↓

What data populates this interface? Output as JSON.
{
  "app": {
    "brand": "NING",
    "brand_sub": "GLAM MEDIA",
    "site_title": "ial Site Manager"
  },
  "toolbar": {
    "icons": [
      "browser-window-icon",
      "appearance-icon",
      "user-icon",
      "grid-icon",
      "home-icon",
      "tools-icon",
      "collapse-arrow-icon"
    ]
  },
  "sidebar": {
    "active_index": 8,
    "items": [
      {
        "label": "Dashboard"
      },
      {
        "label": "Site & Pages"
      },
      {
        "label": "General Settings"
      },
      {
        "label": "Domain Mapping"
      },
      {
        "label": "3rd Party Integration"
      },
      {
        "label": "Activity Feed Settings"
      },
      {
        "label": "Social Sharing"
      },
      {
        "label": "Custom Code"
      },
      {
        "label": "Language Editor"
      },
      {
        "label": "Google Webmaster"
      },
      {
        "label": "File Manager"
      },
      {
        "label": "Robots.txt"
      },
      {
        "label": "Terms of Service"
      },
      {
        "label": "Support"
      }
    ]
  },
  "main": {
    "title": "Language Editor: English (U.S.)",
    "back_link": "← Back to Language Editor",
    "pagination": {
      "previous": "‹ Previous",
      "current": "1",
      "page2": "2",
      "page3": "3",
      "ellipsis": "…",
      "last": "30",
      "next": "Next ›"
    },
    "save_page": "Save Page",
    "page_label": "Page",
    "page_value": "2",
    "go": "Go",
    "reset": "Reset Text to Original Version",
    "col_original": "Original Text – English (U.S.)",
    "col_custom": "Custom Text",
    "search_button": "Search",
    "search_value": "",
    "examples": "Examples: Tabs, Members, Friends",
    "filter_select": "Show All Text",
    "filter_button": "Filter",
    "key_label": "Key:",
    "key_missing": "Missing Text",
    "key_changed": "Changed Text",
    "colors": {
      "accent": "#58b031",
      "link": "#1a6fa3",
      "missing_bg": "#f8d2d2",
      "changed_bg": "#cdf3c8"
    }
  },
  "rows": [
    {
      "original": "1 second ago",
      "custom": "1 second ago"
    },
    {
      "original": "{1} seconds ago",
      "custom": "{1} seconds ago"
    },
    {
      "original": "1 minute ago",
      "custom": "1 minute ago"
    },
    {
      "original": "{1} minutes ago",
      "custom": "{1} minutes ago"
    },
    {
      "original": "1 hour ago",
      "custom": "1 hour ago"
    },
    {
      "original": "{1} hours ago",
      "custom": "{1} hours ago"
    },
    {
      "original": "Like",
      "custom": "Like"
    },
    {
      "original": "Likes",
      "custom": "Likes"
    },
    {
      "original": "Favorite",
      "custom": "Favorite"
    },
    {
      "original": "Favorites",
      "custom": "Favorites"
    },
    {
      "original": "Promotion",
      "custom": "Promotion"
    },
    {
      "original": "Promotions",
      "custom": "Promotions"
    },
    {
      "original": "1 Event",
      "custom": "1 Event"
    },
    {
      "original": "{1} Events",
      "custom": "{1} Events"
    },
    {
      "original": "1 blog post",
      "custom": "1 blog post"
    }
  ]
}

↑

To be done —
Quote every entry exactly.

Full answer —
What data populates this interface? Output as JSON.
{
  "app": {
    "brand": "NING",
    "brand_sub": "GLAM MEDIA",
    "site_title": "ial Site Manager"
  },
  "toolbar": {
    "icons": [
      "browser-window-icon",
      "appearance-icon",
      "user-icon",
      "grid-icon",
      "home-icon",
      "tools-icon",
      "collapse-arrow-icon"
    ]
  },
  "sidebar": {
    "active_index": 8,
    "items": [
      {
        "label": "Dashboard"
      },
      {
        "label": "Site & Pages"
      },
      {
        "label": "General Settings"
      },
      {
        "label": "Domain Mapping"
      },
      {
        "label": "3rd Party Integration"
      },
      {
        "label": "Activity Feed Settings"
      },
      {
        "label": "Social Sharing"
      },
      {
        "label": "Custom Code"
      },
      {
        "label": "Language Editor"
      },
      {
        "label": "Google Webmaster"
      },
      {
        "label": "File Manager"
      },
      {
        "label": "Robots.txt"
      },
      {
        "label": "Terms of Service"
      },
      {
        "label": "Support"
      }
    ]
  },
  "main": {
    "title": "Language Editor: English (U.S.)",
    "back_link": "← Back to Language Editor",
    "pagination": {
      "previous": "‹ Previous",
      "current": "1",
      "page2": "2",
      "page3": "3",
      "ellipsis": "…",
      "last": "30",
      "next": "Next ›"
    },
    "save_page": "Save Page",
    "page_label": "Page",
    "page_value": "2",
    "go": "Go",
    "reset": "Reset Text to Original Version",
    "col_original": "Original Text – English (U.S.)",
    "col_custom": "Custom Text",
    "search_button": "Search",
    "search_value": "",
    "examples": "Examples: Tabs, Members, Friends",
    "filter_select": "Show All Text",
    "filter_button": "Filter",
    "key_label": "Key:",
    "key_missing": "Missing Text",
    "key_changed": "Changed Text",
    "colors": {
      "accent": "#58b031",
      "link": "#1a6fa3",
      "missing_bg": "#f8d2d2",
      "changed_bg": "#cdf3c8"
    }
  },
  "rows": [
    {
      "original": "1 second ago",
      "custom": "1 second ago"
    },
    {
      "original": "{1} seconds ago",
      "custom": "{1} seconds ago"
    },
    {
      "original": "1 minute ago",
      "custom": "1 minute ago"
    },
    {
      "original": "{1} minutes ago",
      "custom": "{1} minutes ago"
    },
    {
      "original": "1 hour ago",
      "custom": "1 hour ago"
    },
    {
      "original": "{1} hours ago",
      "custom": "{1} hours ago"
    },
    {
      "original": "Like",
      "custom": "Like"
    },
    {
      "original": "Likes",
      "custom": "Likes"
    },
    {
      "original": "Favorite",
      "custom": "Favorite"
    },
    {
      "original": "Favorites",
      "custom": "Favorites"
    },
    {
      "original": "Promotion",
      "custom": "Promotion"
    },
    {
      "original": "Promotions",
      "custom": "Promotions"
    },
    {
      "original": "1 Event",
      "custom": "1 Event"
    },
    {
      "original": "{1} Events",
      "custom": "{1} Events"
    },
    {
      "original": "1 blog post",
      "custom": "1 blog post"
    }
  ]
}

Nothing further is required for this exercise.